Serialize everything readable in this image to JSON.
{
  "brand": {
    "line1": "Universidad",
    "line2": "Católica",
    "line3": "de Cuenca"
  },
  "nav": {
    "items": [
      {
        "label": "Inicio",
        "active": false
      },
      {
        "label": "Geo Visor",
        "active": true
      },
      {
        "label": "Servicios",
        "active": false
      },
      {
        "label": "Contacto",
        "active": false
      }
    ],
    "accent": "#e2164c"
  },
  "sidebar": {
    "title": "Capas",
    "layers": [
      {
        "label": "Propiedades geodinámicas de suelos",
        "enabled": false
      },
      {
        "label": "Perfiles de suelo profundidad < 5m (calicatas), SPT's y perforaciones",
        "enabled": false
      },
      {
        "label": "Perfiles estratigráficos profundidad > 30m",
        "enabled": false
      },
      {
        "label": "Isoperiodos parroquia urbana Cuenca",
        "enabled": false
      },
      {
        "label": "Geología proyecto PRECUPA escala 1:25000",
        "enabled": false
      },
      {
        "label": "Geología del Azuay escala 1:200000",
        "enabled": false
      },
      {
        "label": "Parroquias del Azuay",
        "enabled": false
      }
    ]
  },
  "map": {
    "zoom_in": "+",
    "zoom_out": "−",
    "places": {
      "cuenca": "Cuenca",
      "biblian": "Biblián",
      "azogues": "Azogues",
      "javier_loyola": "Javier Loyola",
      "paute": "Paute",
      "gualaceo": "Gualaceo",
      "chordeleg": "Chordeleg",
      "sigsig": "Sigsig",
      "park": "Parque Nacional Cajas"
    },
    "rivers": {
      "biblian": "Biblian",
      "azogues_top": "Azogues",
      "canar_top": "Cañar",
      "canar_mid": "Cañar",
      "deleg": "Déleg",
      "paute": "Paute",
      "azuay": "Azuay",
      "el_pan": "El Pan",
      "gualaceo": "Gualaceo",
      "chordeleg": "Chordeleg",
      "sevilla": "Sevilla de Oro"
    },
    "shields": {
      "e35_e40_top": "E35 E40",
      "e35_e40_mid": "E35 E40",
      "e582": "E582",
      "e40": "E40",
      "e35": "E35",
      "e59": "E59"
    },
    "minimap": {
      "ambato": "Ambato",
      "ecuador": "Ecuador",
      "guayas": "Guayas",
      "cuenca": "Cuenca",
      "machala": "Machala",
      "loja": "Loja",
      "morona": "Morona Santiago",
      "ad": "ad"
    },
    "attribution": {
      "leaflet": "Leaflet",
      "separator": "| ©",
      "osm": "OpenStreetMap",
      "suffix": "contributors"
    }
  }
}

▬▬▬▬▬▬

* [Task details] Check each line of the records for "Perfiles" and copy the ones that contain it.

* [Exercise response]
        "label": "Perfiles de suelo profundidad < 5m (calicatas), SPT's y perforaciones",
        "label": "Perfiles estratigráficos profundidad > 30m",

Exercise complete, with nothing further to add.